• **REQUIRED ACTIONS**
[1] In the forum thread on cutting boards sweating oil at shows, which wood did the original poster say looked like a fountain?
[2] Write the next reply in the forum thread on cutting boards sweating oil at shows, continuing after its final post.

• **SOURCE DOCUMENT**
########
# Cutting boards at shows



## sbarton22 (Aug 13, 2012)

Do any of you sell cutting boards? 



I took my  first set to a show and they wouldn't stop sweating oil. Maybe I over  oiled them? Basically, they really did it in direct sunlight, which is  something I could not control. 



I think understand WHY they sweat, but I don't know what to do about it. Should I use less oil?


Any help would be greatly appreciated.


Thanks,


scott


----------



## KenV (Aug 13, 2012)

What kind of oil???

I use walnut oil (Mahoney and Doctors - not the grocery store kind) and after about two days, it is not an fluid --

Mineral oil never dries and with pores and heat will oooozzzzzeeee out


----------



## jd99 (Aug 13, 2012)

+1 on Mahoney's oil, I use it on my cutting boards, and candy trays, I also use it some times on the band saw boxes i make.

I also use the wax after several coats of mahoneys, and buffing.
Never had a sweating issue after it has dried.


----------



## sbarton22 (Aug 13, 2012)

I use mineral oil and then use a mineral oil and wax paste.


----------



## raar25 (Aug 14, 2012)

What wood are they made from?  I use a mineral oil/beeswax/carnuba wax from Howard and it works great no sweating.  Note, I put it on hot in several coats and it never really drys so the surface is a little oily to the touch.


----------



## sbarton22 (Aug 14, 2012)

I generally use basic domestics...maple, walnut and cherry. I find the walnut doesn't sweat at all but the maple looked like a fountain. 

When you say several coats, how are you applying it? Just a swipe with a rag? Do you soak them?

I really flood them. Perhaps that is where I am going wrong.


----------



## nava1uni (Aug 15, 2012)

I would stop soaking them or using too much oil. It could also cause the glue to loosen.


----------



## sbarton22 (Aug 15, 2012)

no kidding. I didn't think about that. Ok, so less oil it is.
########
• **STORED DATA**
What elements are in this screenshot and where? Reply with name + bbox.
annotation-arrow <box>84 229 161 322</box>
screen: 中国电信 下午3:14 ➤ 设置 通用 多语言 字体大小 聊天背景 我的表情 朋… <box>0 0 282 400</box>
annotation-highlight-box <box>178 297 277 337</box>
########
• **ANSWERS FOR THE TASKS**
[1] Maple.

[2]
----------



## raar25 (Aug 15, 2012)

I heat the oil in the microwave till it is very thin and wipe on a generous coating and let it sit for 20 minutes than I wipe off the excess.  I do this 2-3 times.  I make my boards out of brazilian cherry and maple and so far the only thing sweating at craft shows is me!


----------



## raar25 (Aug 15, 2012)

By the way I hope  your using water proof glue like titebond.


----------



## sbarton22 (Aug 16, 2012)

I'm going to try this! I use TBII.


----------



## mmayo (Apr 20, 2021)

Take mineral oil, heat it in a double boiler and add pure beeswax at a ratio of 12-15 parts oil to 1 part wax.  When the wax is completely dissolved pour into plastic bottles.  When cooled it should be almost as viscous as vasoline.  Apply liberally with a paper towel several times over an hour to raw wood.  Be sure every mm gets plenty.  Wipe with a dry paper towel and sell.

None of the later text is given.